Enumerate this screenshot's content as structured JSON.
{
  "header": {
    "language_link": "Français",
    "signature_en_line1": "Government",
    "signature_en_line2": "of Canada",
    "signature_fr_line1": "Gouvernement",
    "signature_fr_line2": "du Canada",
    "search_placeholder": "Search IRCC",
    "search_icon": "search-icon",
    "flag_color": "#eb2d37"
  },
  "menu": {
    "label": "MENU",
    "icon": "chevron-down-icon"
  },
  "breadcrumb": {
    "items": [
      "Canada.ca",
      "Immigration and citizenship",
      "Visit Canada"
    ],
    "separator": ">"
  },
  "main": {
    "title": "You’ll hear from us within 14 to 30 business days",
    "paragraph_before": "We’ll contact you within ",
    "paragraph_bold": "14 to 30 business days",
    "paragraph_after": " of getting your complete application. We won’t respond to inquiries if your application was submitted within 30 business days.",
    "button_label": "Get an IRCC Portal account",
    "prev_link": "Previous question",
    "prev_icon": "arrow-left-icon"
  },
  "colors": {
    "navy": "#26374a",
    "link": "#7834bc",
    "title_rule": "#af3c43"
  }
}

* Work instructions
Copy out every line of the data above, exactly as given.

* Exercise answer
Enumerate this screenshot's content as structured JSON.
{
  "header": {
    "language_link": "Français",
    "signature_en_line1": "Government",
    "signature_en_line2": "of Canada",
    "signature_fr_line1": "Gouvernement",
    "signature_fr_line2": "du Canada",
    "search_placeholder": "Search IRCC",
    "search_icon": "search-icon",
    "flag_color": "#eb2d37"
  },
  "menu": {
    "label": "MENU",
    "icon": "chevron-down-icon"
  },
  "breadcrumb": {
    "items": [
      "Canada.ca",
      "Immigration and citizenship",
      "Visit Canada"
    ],
    "separator": ">"
  },
  "main": {
    "title": "You’ll hear from us within 14 to 30 business days",
    "paragraph_before": "We’ll contact you within ",
    "paragraph_bold": "14 to 30 business days",
    "paragraph_after": " of getting your complete application. We won’t respond to inquiries if your application was submitted within 30 business days.",
    "button_label": "Get an IRCC Portal account",
    "prev_link": "Previous question",
    "prev_icon": "arrow-left-icon"
  },
  "colors": {
    "navy": "#26374a",
    "link": "#7834bc",
    "title_rule": "#af3c43"
  }
}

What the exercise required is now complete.